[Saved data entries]
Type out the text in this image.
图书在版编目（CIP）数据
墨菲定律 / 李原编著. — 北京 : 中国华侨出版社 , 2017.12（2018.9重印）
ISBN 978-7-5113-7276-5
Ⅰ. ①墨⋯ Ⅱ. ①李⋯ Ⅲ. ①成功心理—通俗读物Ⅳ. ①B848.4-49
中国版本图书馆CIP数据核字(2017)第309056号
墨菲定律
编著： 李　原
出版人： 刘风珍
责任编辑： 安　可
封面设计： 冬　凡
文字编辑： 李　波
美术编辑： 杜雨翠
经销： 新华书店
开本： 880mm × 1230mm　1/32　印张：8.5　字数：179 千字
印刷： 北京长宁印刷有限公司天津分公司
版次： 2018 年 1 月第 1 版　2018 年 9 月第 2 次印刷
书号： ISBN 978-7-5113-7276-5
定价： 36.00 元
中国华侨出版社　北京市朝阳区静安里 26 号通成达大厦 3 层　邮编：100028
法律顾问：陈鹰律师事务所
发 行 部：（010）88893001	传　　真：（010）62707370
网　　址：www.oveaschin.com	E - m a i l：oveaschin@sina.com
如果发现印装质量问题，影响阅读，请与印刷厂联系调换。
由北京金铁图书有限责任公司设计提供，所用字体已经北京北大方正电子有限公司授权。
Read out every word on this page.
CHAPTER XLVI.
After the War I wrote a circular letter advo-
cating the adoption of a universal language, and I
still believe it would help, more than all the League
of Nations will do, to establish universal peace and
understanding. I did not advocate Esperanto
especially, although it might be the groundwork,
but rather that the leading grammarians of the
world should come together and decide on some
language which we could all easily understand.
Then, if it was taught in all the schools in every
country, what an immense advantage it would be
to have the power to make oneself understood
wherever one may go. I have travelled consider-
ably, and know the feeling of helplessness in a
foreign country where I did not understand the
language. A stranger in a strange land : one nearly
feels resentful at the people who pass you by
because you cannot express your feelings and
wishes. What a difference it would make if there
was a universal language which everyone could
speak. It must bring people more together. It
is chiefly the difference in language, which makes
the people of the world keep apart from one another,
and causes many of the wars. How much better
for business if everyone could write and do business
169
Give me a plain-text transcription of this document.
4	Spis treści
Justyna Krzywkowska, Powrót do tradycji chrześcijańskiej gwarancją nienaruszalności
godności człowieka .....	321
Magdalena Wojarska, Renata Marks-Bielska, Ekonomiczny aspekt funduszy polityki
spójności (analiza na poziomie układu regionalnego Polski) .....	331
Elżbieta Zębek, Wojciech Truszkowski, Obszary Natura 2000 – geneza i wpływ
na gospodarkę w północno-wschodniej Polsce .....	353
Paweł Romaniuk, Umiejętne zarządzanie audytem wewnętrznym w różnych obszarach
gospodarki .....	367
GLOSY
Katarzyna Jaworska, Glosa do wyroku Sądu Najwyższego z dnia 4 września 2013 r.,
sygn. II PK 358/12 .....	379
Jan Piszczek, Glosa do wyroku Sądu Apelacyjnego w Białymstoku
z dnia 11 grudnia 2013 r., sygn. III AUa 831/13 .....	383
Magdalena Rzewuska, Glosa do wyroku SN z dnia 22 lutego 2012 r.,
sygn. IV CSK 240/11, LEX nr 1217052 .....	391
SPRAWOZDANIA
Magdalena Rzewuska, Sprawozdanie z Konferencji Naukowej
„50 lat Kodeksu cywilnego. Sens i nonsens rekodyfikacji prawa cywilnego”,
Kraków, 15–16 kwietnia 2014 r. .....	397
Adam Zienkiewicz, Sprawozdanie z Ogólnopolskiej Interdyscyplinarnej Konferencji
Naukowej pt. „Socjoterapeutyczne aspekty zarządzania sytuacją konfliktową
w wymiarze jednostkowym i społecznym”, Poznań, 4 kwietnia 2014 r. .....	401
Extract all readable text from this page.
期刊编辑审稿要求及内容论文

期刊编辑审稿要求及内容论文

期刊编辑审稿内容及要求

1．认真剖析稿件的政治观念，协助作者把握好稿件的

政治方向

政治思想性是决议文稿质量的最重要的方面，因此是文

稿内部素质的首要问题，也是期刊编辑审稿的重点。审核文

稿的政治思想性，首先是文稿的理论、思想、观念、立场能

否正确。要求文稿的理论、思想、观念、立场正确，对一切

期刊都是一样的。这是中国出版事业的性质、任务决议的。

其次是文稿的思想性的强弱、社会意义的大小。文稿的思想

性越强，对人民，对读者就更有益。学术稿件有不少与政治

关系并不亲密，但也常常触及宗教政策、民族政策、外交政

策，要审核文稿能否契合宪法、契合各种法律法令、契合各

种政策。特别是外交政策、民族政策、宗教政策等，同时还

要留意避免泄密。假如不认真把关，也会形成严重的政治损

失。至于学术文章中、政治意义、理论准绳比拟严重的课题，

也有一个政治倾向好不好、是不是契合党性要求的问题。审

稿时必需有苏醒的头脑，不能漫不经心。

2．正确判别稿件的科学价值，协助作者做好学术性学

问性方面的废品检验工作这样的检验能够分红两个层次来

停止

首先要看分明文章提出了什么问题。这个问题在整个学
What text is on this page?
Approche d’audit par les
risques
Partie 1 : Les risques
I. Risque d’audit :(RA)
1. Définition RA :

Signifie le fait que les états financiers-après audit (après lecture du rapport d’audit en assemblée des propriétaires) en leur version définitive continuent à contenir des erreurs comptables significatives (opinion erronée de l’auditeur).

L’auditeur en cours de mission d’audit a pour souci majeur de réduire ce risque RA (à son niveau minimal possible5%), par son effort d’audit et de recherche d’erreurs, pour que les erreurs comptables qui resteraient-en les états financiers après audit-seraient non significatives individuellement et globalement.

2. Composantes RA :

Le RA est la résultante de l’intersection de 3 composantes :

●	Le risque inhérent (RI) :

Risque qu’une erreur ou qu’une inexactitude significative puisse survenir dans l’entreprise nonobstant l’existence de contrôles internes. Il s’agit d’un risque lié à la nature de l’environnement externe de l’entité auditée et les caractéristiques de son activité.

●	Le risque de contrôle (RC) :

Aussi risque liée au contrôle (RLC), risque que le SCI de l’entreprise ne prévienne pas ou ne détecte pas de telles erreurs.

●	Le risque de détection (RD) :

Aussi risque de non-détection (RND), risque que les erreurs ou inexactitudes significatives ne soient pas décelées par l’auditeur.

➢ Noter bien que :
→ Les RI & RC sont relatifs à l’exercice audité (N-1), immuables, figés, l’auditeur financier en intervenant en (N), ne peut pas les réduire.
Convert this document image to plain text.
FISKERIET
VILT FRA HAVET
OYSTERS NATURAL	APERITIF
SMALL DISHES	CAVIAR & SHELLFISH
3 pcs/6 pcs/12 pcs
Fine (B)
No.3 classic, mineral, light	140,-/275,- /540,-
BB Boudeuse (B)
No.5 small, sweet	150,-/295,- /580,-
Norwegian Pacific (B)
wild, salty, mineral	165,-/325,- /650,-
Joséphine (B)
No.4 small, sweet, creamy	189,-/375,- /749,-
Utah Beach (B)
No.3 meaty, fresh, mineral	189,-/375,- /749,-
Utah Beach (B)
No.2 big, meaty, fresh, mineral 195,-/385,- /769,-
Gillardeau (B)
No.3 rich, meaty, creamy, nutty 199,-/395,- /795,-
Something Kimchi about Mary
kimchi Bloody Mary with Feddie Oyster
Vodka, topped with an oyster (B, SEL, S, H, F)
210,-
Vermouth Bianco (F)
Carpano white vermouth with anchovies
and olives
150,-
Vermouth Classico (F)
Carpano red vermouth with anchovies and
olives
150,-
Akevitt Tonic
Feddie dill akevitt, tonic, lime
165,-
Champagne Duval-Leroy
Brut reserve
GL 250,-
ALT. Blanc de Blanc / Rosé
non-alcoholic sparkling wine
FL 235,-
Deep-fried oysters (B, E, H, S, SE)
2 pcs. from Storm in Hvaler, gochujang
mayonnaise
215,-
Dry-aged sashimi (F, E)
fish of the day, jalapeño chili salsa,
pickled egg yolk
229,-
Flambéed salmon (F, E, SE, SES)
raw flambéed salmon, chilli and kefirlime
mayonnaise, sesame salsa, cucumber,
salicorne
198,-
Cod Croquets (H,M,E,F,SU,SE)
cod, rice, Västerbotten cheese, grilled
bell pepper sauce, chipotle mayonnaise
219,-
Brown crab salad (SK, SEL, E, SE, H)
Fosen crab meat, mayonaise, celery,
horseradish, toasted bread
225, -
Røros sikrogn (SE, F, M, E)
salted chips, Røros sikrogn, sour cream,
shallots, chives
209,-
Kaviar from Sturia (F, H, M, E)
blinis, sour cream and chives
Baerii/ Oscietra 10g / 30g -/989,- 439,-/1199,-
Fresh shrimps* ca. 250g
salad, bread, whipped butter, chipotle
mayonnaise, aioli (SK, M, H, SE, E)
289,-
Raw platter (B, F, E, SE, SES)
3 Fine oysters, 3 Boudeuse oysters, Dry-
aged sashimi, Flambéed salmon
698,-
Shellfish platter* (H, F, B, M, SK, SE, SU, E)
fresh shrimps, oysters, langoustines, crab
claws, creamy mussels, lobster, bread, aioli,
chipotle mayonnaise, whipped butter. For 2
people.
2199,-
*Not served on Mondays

[Exercise] Filter the records above and return every line that holds the word "crab".

[Written reply]
Brown crab salad (SK, SEL, E, SE, H)
Fosen crab meat, mayonaise, celery,
fresh shrimps, oysters, langoustines, crab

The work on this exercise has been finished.